[Work to complete]: What lines of the material hold the string "SeqLighter"? Pull each of them out.

---

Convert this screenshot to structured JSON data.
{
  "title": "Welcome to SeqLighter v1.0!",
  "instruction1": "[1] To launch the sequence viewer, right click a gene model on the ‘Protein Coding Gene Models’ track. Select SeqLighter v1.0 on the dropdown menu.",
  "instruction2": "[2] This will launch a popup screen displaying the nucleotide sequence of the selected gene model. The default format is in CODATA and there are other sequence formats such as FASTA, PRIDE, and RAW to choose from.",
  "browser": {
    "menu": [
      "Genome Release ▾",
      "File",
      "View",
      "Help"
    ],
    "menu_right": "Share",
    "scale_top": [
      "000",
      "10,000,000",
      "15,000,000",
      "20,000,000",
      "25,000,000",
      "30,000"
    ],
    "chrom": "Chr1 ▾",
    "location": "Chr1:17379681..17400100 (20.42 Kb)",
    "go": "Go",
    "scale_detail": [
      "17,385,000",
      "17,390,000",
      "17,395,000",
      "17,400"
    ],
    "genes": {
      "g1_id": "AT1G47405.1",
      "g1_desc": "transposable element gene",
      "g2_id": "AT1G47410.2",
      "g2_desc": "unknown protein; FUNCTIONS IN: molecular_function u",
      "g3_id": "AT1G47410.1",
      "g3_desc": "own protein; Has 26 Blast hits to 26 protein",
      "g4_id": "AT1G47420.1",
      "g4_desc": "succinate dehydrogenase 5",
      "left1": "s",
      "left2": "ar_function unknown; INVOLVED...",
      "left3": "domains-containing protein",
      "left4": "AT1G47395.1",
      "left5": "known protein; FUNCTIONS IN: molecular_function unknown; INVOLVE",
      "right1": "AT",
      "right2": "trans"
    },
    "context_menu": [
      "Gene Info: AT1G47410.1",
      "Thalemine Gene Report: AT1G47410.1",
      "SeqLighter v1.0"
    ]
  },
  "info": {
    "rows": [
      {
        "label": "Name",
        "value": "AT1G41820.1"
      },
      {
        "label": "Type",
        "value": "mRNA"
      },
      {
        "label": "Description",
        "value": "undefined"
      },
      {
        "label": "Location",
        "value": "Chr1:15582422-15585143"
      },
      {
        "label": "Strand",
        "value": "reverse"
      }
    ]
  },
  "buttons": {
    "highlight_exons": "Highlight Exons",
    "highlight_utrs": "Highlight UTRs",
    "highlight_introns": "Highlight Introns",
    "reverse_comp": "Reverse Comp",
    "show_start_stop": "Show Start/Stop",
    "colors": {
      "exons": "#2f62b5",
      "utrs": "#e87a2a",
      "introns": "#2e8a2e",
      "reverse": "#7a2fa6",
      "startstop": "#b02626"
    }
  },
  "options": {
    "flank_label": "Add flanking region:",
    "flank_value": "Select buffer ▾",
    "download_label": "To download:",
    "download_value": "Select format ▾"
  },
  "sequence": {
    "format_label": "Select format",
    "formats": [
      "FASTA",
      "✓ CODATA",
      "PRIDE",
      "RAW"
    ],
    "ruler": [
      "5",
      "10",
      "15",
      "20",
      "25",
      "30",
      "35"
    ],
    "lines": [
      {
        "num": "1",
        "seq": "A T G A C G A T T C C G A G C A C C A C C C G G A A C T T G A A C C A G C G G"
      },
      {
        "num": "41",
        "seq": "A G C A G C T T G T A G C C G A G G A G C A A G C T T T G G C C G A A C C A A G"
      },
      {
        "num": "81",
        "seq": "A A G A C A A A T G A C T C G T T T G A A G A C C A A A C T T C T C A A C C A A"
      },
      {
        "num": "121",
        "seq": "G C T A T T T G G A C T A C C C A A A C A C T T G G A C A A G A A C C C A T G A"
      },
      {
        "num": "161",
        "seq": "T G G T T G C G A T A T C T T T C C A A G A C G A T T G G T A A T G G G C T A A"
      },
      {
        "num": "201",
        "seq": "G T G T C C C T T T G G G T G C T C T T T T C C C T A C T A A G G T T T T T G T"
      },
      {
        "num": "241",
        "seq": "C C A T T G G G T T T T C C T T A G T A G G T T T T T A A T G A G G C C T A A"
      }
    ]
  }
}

---

[Exercise answer]:
  "title": "Welcome to SeqLighter v1.0!",
  "instruction1": "[1] To launch the sequence viewer, right click a gene model on the ‘Protein Coding Gene Models’ track. Select SeqLighter v1.0 on the dropdown menu.",
      "SeqLighter v1.0"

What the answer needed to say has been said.